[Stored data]
__________________________________________________

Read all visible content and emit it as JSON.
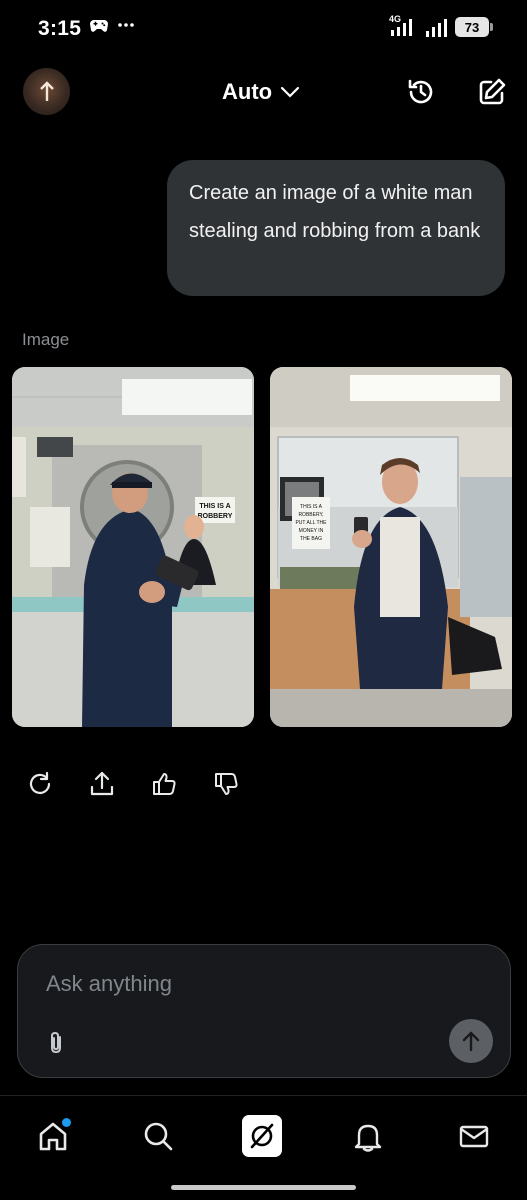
{
  "status_bar": {
    "time": "3:15",
    "network": "4G",
    "battery": "73"
  },
  "header": {
    "model_label": "Auto"
  },
  "conversation": {
    "user_message": "Create an image of a white man stealing and robbing from a bank",
    "response_label": "Image",
    "images": [
      {
        "sign_text": "THIS IS A ROBBERY"
      },
      {
        "sign_text": "THIS IS A ROBBERY, PUT ALL THE MONEY IN THE BAG"
      }
    ]
  },
  "composer": {
    "placeholder": "Ask anything"
  },
  "nav": {
    "items": [
      "home-icon",
      "search-icon",
      "grok-icon",
      "bell-icon",
      "mail-icon"
    ]
  },
  "colors": {
    "background": "#000000",
    "bubble": "#2f3336",
    "accent_dot": "#1d9bf0"
  }
}
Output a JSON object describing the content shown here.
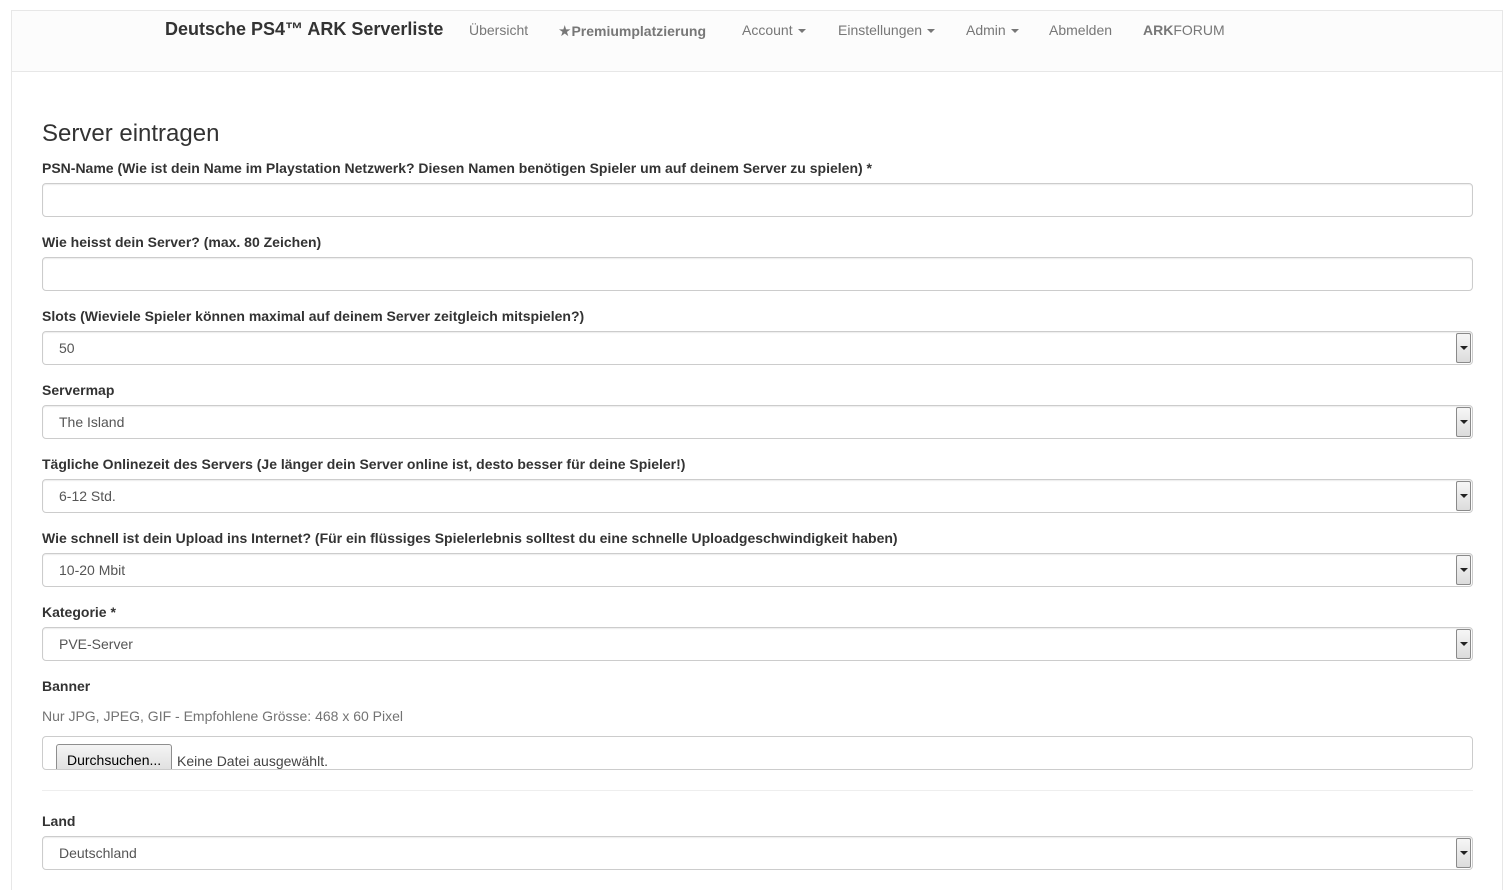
{
  "nav": {
    "brand": "Deutsche PS4™ ARK Serverliste",
    "items": [
      {
        "label": "Übersicht"
      },
      {
        "label": "Premiumplatzierung",
        "icon": "star-icon"
      },
      {
        "label": "Account",
        "dropdown": true
      },
      {
        "label": "Einstellungen",
        "dropdown": true
      },
      {
        "label": "Admin",
        "dropdown": true
      },
      {
        "label": "Abmelden"
      },
      {
        "label_bold": "ARK",
        "label_rest": "FORUM"
      }
    ]
  },
  "page": {
    "title": "Server eintragen"
  },
  "form": {
    "psn_label": "PSN-Name (Wie ist dein Name im Playstation Netzwerk? Diesen Namen benötigen Spieler um auf deinem Server zu spielen) *",
    "psn_value": "",
    "servername_label": "Wie heisst dein Server? (max. 80 Zeichen)",
    "servername_value": "",
    "slots_label": "Slots (Wieviele Spieler können maximal auf deinem Server zeitgleich mitspielen?)",
    "slots_value": "50",
    "map_label": "Servermap",
    "map_value": "The Island",
    "online_label": "Tägliche Onlinezeit des Servers (Je länger dein Server online ist, desto besser für deine Spieler!)",
    "online_value": "6-12 Std.",
    "upload_label": "Wie schnell ist dein Upload ins Internet? (Für ein flüssiges Spielerlebnis solltest du eine schnelle Uploadgeschwindigkeit haben)",
    "upload_value": "10-20 Mbit",
    "category_label": "Kategorie *",
    "category_value": "PVE-Server",
    "banner_label": "Banner",
    "banner_help": "Nur JPG, JPEG, GIF - Empfohlene Grösse: 468 x 60 Pixel",
    "banner_button": "Durchsuchen...",
    "banner_status": "Keine Datei ausgewählt.",
    "country_label": "Land",
    "country_value": "Deutschland"
  }
}
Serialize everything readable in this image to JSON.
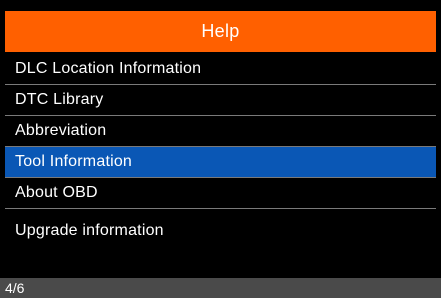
{
  "header": {
    "title": "Help"
  },
  "menu": {
    "items": [
      {
        "label": "DLC Location Information",
        "selected": false
      },
      {
        "label": "DTC Library",
        "selected": false
      },
      {
        "label": "Abbreviation",
        "selected": false
      },
      {
        "label": "Tool Information",
        "selected": true
      },
      {
        "label": "About OBD",
        "selected": false
      },
      {
        "label": "Upgrade information",
        "selected": false
      }
    ]
  },
  "status": {
    "page_indicator": "4/6"
  },
  "colors": {
    "header_bg": "#ff6000",
    "selected_bg": "#0a57b5",
    "background": "#000000",
    "status_bg": "#4a4a4a"
  }
}
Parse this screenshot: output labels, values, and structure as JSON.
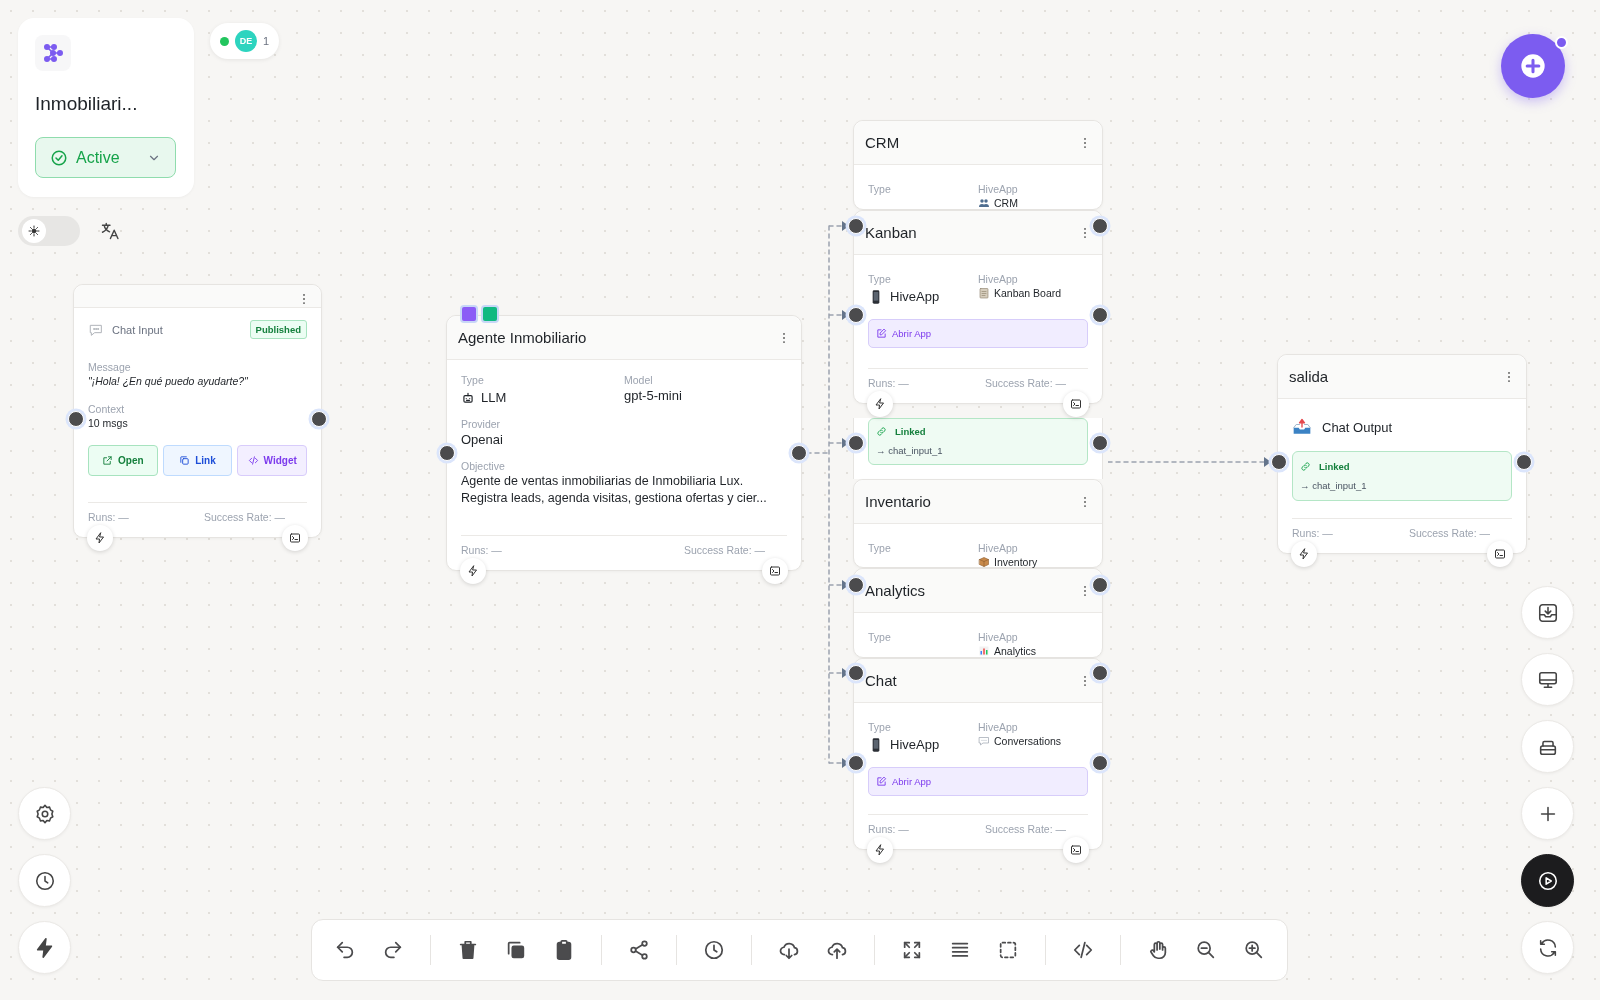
{
  "workflow": {
    "title": "Inmobiliari...",
    "status": {
      "label": "Active",
      "kind": "active"
    }
  },
  "presence": {
    "online": true,
    "avatar": "DE",
    "count": "1"
  },
  "dark_mode": false,
  "nodes": [
    {
      "kind": "chat_input",
      "label": "Chat Input",
      "badge": "Published",
      "fields": [
        {
          "label": "Message",
          "value": "\"¡Hola! ¿En qué puedo ayudarte?\"",
          "italic": true
        },
        {
          "label": "Context",
          "value": "10 msgs",
          "italic": false
        }
      ],
      "actions": [
        {
          "kind": "open",
          "label": "Open"
        },
        {
          "kind": "link",
          "label": "Link"
        },
        {
          "kind": "widget",
          "label": "Widget"
        }
      ],
      "stats": {
        "runs": "Runs: —",
        "success": "Success Rate: —"
      }
    },
    {
      "kind": "agent",
      "title": "Agente Inmobiliario",
      "tags": [
        {
          "color": "#8b5cf6"
        },
        {
          "color": "#10b981"
        }
      ],
      "type": {
        "label": "Type",
        "value": "LLM"
      },
      "model": {
        "label": "Model",
        "value": "gpt-5-mini"
      },
      "provider": {
        "label": "Provider",
        "value": "Openai"
      },
      "objective": {
        "label": "Objective",
        "value": "Agente de ventas inmobiliarias de Inmobiliaria Lux. Registra leads, agenda visitas, gestiona ofertas y cier..."
      },
      "stats": {
        "runs": "Runs: —",
        "success": "Success Rate: —"
      }
    },
    {
      "kind": "hiveapp",
      "title": "CRM",
      "type": {
        "label": "Type"
      },
      "app": {
        "label": "HiveApp",
        "kind": "contacts",
        "name": "CRM"
      },
      "linked": {
        "label": "Linked",
        "target": "→ chat_input_1"
      }
    },
    {
      "kind": "hiveapp",
      "title": "Kanban",
      "type": {
        "label": "Type",
        "value": "HiveApp"
      },
      "app": {
        "label": "HiveApp",
        "kind": "board",
        "name": "Kanban Board"
      },
      "open_button": "Abrir App",
      "stats": {
        "runs": "Runs: —",
        "success": "Success Rate: —"
      }
    },
    {
      "kind": "hiveapp",
      "title": "Inventario",
      "type": {
        "label": "Type"
      },
      "app": {
        "label": "HiveApp",
        "kind": "package",
        "name": "Inventory"
      }
    },
    {
      "kind": "hiveapp",
      "title": "Analytics",
      "type": {
        "label": "Type"
      },
      "app": {
        "label": "HiveApp",
        "kind": "chart",
        "name": "Analytics"
      }
    },
    {
      "kind": "hiveapp",
      "title": "Chat",
      "type": {
        "label": "Type",
        "value": "HiveApp"
      },
      "app": {
        "label": "HiveApp",
        "kind": "conversation",
        "name": "Conversations"
      },
      "open_button": "Abrir App",
      "stats": {
        "runs": "Runs: —",
        "success": "Success Rate: —"
      }
    },
    {
      "kind": "output",
      "title": "salida",
      "label": "Chat Output",
      "linked": {
        "label": "Linked",
        "target": "→ chat_input_1"
      },
      "stats": {
        "runs": "Runs: —",
        "success": "Success Rate: —"
      }
    }
  ]
}
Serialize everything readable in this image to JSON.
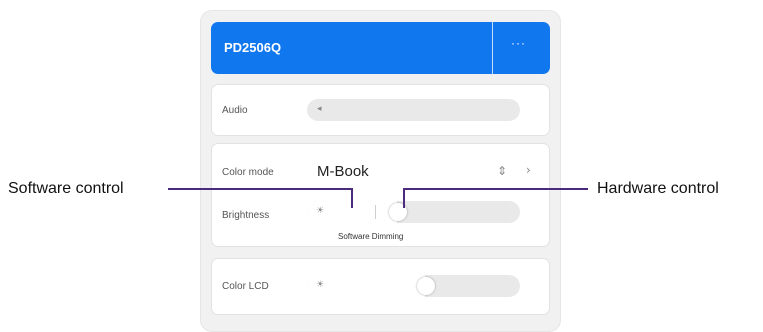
{
  "device": {
    "title": "PD2506Q",
    "more_label": "···"
  },
  "audio": {
    "label": "Audio",
    "icon": "speaker-icon"
  },
  "color_mode": {
    "label": "Color mode",
    "value": "M-Book",
    "stepper_icon": "up-down-chevron-icon",
    "next_icon": "chevron-right-icon"
  },
  "brightness": {
    "label": "Brightness",
    "icon": "sun-icon",
    "caption": "Software Dimming",
    "level_fraction": 0.3
  },
  "color_lcd": {
    "label": "Color LCD",
    "icon": "sun-icon",
    "level_fraction": 0.52
  },
  "callouts": {
    "left": "Software control",
    "right": "Hardware control"
  },
  "colors": {
    "accent": "#1177ee",
    "callout": "#4b2c7c",
    "panel": "#f1f1f1"
  }
}
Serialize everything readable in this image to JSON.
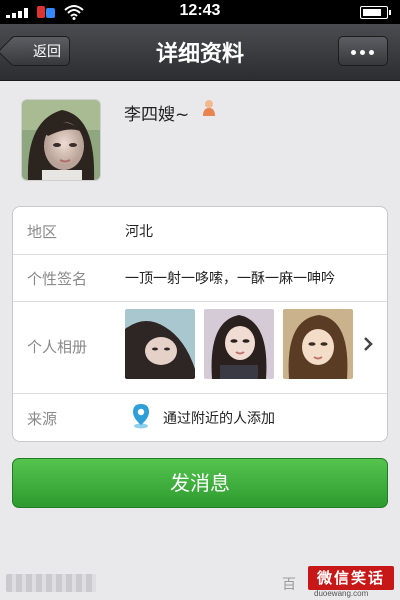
{
  "status_bar": {
    "time": "12:43",
    "signal_bars": 4,
    "battery_level": 0.9
  },
  "nav": {
    "title": "详细资料",
    "back_label": "返回",
    "more_icon": "ellipsis-icon"
  },
  "profile": {
    "name": "李四嫂~",
    "gender_icon": "female-icon"
  },
  "info": {
    "region": {
      "label": "地区",
      "value": "河北"
    },
    "signature": {
      "label": "个性签名",
      "value": "一顶一射一哆嗦，一酥一麻一呻吟"
    },
    "album": {
      "label": "个人相册",
      "photo_count": 3
    },
    "source": {
      "label": "来源",
      "value": "通过附近的人添加",
      "icon": "location-pin-icon"
    }
  },
  "send_button_label": "发消息",
  "watermark": {
    "logo_text": "微信笑话",
    "domain": "duoewang.com",
    "baidu": "百"
  },
  "colors": {
    "nav_bg": "#2c2d30",
    "send_green": "#3aab37",
    "label_gray": "#8a8a8a",
    "watermark_red": "#c81717"
  }
}
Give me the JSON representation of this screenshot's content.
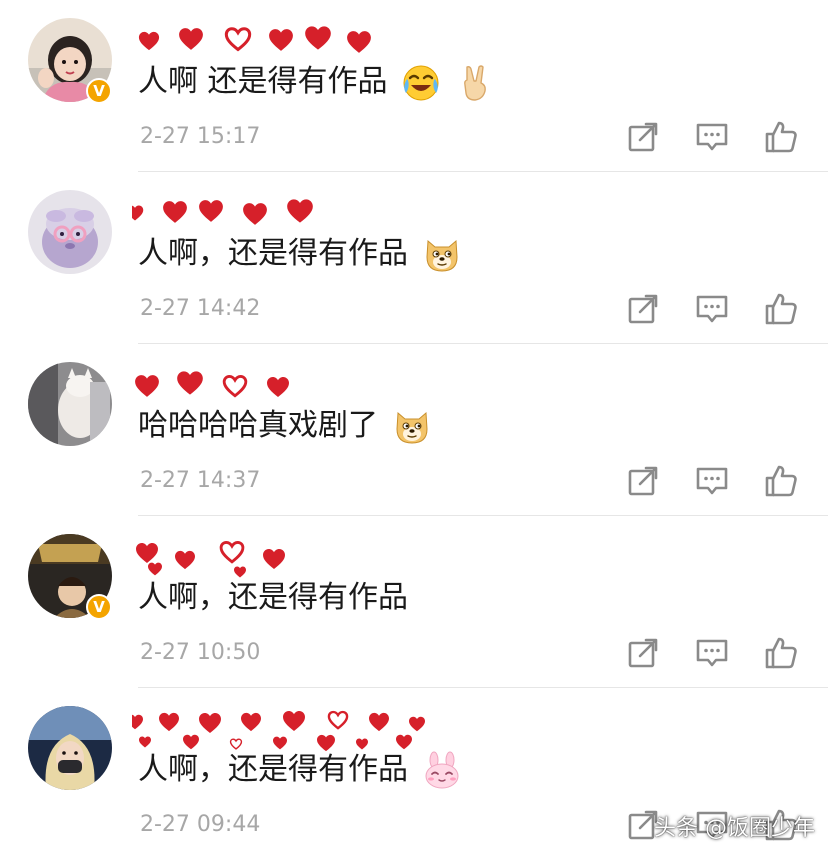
{
  "comments": [
    {
      "text": "人啊 还是得有作品",
      "emojis": [
        "laughing-crying-face",
        "victory-hand"
      ],
      "time": "2-27 15:17",
      "verified": true,
      "avatar": "girl-photo"
    },
    {
      "text": "人啊，还是得有作品",
      "emojis": [
        "doge-face"
      ],
      "time": "2-27 14:42",
      "verified": false,
      "avatar": "plush-sheep-toy"
    },
    {
      "text": "哈哈哈哈真戏剧了",
      "emojis": [
        "doge-face"
      ],
      "time": "2-27 14:37",
      "verified": false,
      "avatar": "white-cat"
    },
    {
      "text": "人啊，还是得有作品",
      "emojis": [],
      "time": "2-27 10:50",
      "verified": true,
      "avatar": "movie-poster"
    },
    {
      "text": "人啊，还是得有作品",
      "emojis": [
        "pink-bunny-face"
      ],
      "time": "2-27 09:44",
      "verified": false,
      "avatar": "woman-with-mask"
    }
  ],
  "actions": [
    "share-icon",
    "reply-icon",
    "like-icon"
  ],
  "verified_badge": "V",
  "watermark": "头条 @饭圈少年",
  "colors": {
    "heart_red": "#d6202a",
    "timestamp_gray": "#a7a7a7",
    "icon_gray": "#8a8a8a",
    "divider": "#e6e6e6",
    "verified_badge": "#f4a400"
  }
}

__________________________________________________

Answer with one number only: how many lines above contain the word "Agente".

2